* begin SUPPLIED MATERIAL *

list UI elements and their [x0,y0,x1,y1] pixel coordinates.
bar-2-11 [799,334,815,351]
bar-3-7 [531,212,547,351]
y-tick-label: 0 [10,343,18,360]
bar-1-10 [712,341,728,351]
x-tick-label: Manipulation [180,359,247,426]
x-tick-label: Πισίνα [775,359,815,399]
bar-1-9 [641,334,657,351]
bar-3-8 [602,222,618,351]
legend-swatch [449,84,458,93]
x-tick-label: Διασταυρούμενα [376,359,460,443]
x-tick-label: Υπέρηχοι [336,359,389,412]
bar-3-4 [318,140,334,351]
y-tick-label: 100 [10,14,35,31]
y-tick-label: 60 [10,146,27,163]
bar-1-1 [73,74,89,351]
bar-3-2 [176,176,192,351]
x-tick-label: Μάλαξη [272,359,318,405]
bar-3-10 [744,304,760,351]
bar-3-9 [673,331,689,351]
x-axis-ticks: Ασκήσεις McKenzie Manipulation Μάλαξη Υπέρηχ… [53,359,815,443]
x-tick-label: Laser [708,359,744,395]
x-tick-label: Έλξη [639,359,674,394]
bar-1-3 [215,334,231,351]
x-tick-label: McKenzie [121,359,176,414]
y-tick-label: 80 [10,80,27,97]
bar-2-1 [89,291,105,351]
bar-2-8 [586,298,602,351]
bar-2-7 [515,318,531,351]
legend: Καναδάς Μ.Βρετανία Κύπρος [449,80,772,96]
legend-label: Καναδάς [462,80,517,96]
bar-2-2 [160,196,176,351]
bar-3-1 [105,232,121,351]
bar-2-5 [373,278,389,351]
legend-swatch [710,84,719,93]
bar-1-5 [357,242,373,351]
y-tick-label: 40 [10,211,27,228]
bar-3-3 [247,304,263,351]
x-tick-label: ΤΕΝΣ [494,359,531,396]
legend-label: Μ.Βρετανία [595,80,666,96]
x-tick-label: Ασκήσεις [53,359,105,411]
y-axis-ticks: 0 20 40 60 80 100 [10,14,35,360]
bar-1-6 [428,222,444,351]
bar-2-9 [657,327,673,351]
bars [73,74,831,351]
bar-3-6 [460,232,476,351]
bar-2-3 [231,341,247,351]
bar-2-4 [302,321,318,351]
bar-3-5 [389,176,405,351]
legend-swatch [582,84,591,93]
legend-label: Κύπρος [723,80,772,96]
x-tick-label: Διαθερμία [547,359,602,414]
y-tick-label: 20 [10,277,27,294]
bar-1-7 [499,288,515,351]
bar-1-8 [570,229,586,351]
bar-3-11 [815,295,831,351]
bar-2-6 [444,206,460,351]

* end SUPPLIED MATERIAL *

GIVEN REQUEST: Reproduce the listing above in full, replacing every occurrence of "legend-swatch" with "legend-marker" and leaving all other text unchanged.

RESULT FOR THIS EXERCISE:
list UI elements and their [x0,y0,x1,y1] pixel coordinates.
bar-2-11 [799,334,815,351]
bar-3-7 [531,212,547,351]
y-tick-label: 0 [10,343,18,360]
bar-1-10 [712,341,728,351]
x-tick-label: Manipulation [180,359,247,426]
x-tick-label: Πισίνα [775,359,815,399]
bar-1-9 [641,334,657,351]
bar-3-8 [602,222,618,351]
legend-marker [449,84,458,93]
x-tick-label: Διασταυρούμενα [376,359,460,443]
x-tick-label: Υπέρηχοι [336,359,389,412]
bar-3-4 [318,140,334,351]
y-tick-label: 100 [10,14,35,31]
y-tick-label: 60 [10,146,27,163]
bar-1-1 [73,74,89,351]
bar-3-2 [176,176,192,351]
x-tick-label: Μάλαξη [272,359,318,405]
bar-3-10 [744,304,760,351]
bar-3-9 [673,331,689,351]
x-axis-ticks: Ασκήσεις McKenzie Manipulation Μάλαξη Υπέρηχ… [53,359,815,443]
x-tick-label: Laser [708,359,744,395]
x-tick-label: Έλξη [639,359,674,394]
bar-1-3 [215,334,231,351]
x-tick-label: McKenzie [121,359,176,414]
y-tick-label: 80 [10,80,27,97]
bar-2-1 [89,291,105,351]
bar-2-8 [586,298,602,351]
bar-2-7 [515,318,531,351]
legend: Καναδάς Μ.Βρετανία Κύπρος [449,80,772,96]
legend-label: Καναδάς [462,80,517,96]
bar-2-2 [160,196,176,351]
bar-3-1 [105,232,121,351]
bar-2-5 [373,278,389,351]
legend-marker [710,84,719,93]
bar-1-5 [357,242,373,351]
y-tick-label: 40 [10,211,27,228]
bar-3-3 [247,304,263,351]
x-tick-label: ΤΕΝΣ [494,359,531,396]
legend-label: Μ.Βρετανία [595,80,666,96]
x-tick-label: Ασκήσεις [53,359,105,411]
y-axis-ticks: 0 20 40 60 80 100 [10,14,35,360]
bar-1-6 [428,222,444,351]
bar-2-9 [657,327,673,351]
bars [73,74,831,351]
bar-3-6 [460,232,476,351]
bar-2-3 [231,341,247,351]
bar-2-4 [302,321,318,351]
bar-3-5 [389,176,405,351]
legend-marker [582,84,591,93]
legend-label: Κύπρος [723,80,772,96]
x-tick-label: Διαθερμία [547,359,602,414]
y-tick-label: 20 [10,277,27,294]
bar-1-7 [499,288,515,351]
bar-1-8 [570,229,586,351]
bar-3-11 [815,295,831,351]
bar-2-6 [444,206,460,351]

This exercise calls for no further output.